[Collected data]
------------------------------
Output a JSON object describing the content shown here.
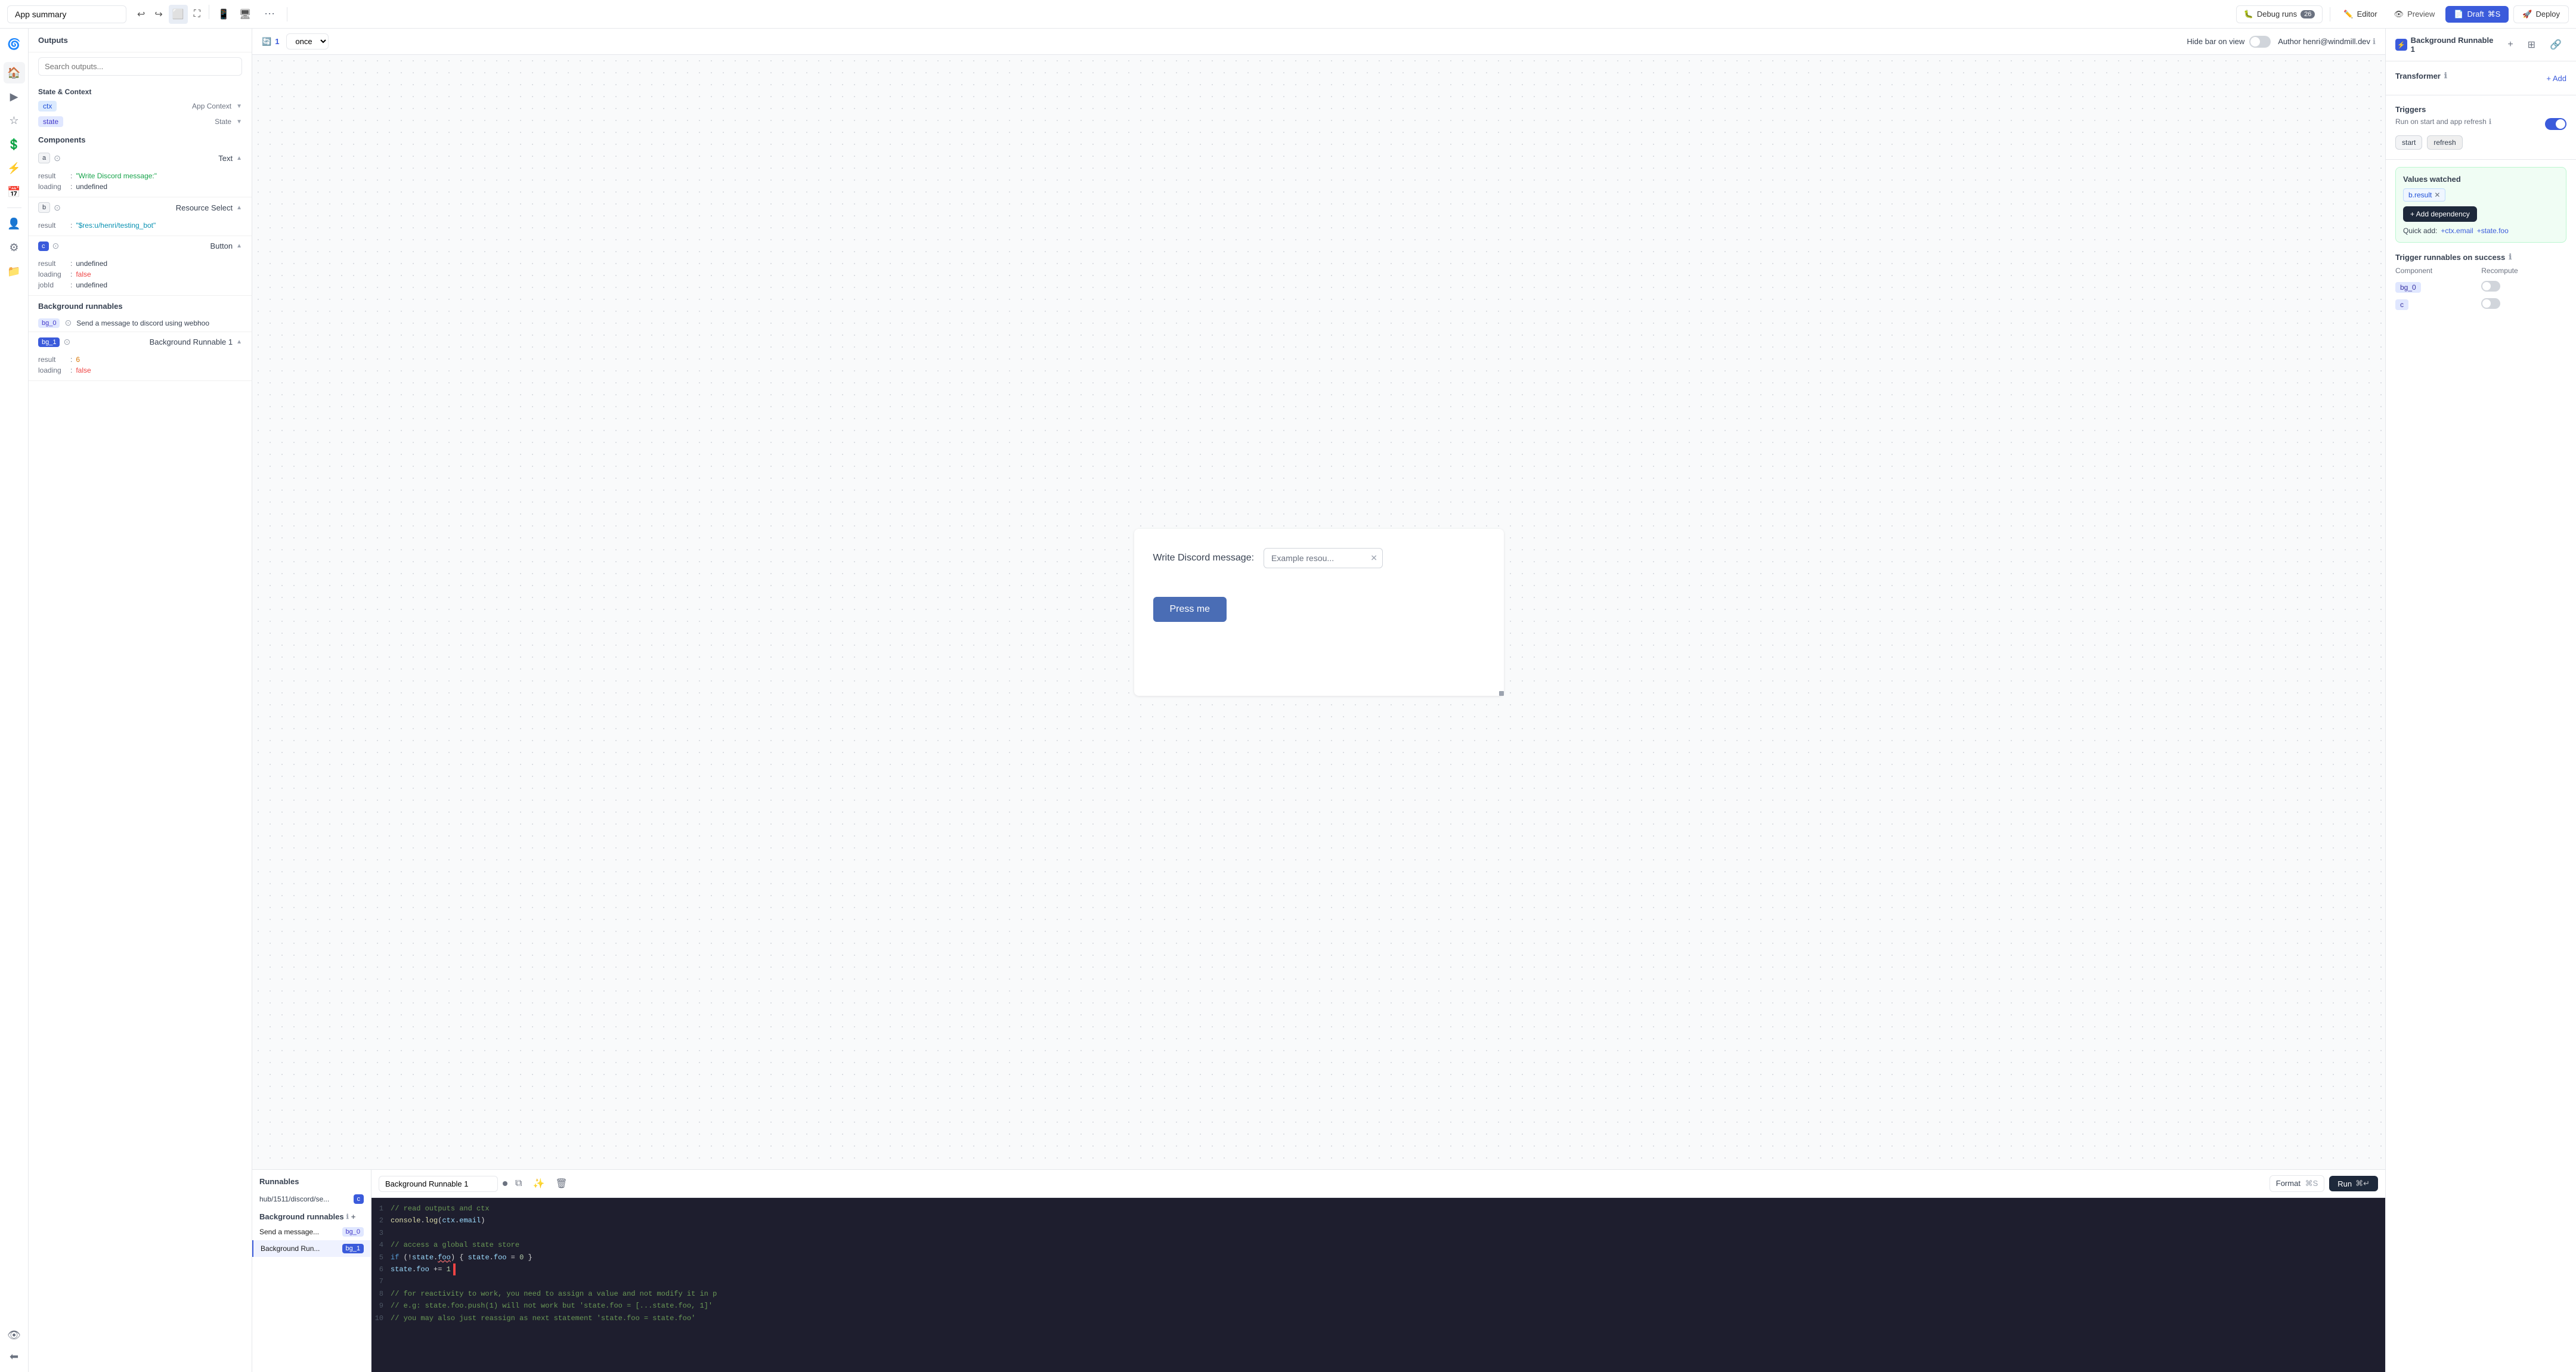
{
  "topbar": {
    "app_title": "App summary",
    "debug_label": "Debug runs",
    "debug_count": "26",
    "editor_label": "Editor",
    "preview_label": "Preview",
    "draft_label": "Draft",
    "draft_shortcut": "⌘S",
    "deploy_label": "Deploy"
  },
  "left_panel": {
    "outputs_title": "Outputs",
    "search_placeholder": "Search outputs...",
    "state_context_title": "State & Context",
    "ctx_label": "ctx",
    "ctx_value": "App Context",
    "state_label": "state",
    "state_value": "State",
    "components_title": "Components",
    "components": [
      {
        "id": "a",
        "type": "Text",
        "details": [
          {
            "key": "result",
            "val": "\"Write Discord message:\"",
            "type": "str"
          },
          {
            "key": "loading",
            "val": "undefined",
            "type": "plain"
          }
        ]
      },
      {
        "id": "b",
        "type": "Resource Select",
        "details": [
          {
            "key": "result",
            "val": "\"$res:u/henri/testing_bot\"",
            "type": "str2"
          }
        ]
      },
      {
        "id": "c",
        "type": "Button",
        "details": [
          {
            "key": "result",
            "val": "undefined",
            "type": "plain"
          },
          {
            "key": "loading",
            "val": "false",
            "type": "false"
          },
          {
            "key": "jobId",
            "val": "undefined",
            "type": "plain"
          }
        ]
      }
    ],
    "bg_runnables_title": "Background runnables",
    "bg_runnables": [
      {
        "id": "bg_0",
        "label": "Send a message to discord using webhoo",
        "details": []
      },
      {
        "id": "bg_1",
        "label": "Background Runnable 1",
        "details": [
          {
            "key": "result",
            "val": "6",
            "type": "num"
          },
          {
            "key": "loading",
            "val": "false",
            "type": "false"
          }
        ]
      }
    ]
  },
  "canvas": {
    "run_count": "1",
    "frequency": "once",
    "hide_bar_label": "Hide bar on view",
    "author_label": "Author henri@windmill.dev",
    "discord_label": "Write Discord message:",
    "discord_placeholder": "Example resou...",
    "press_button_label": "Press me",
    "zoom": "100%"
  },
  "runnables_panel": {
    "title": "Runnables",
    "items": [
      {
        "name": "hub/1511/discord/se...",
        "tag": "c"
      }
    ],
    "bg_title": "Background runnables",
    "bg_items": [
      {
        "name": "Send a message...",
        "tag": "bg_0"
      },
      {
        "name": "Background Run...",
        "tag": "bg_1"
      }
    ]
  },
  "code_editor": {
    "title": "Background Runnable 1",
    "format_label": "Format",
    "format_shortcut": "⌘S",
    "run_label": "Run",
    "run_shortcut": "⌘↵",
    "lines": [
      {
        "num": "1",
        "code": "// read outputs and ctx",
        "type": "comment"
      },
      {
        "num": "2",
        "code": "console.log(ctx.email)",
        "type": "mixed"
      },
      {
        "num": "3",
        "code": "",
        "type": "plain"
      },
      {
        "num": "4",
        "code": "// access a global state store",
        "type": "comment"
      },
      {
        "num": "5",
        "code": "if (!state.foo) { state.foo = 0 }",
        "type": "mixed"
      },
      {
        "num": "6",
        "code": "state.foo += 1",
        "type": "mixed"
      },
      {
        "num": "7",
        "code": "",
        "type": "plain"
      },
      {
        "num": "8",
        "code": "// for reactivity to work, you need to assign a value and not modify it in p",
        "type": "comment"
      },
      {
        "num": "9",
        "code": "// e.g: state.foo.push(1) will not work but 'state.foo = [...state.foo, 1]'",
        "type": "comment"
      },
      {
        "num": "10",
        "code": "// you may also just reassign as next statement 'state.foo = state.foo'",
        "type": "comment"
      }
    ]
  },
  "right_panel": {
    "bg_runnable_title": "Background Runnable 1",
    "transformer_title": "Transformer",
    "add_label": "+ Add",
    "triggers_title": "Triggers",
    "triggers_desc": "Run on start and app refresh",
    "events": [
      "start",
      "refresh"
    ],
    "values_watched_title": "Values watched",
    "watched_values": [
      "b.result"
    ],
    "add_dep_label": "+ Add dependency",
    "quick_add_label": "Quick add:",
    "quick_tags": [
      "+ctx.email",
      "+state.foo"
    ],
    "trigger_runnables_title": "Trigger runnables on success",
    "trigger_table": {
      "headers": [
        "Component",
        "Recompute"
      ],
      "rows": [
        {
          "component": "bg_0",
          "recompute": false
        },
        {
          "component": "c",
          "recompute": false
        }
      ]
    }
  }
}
------------------------------
_WHAT IS EXPECTED:_ Look through the records and gather each line with the word "refresh".

_TASK RESPONSE:_
    "triggers_desc": "Run on start and app refresh",
      "refresh"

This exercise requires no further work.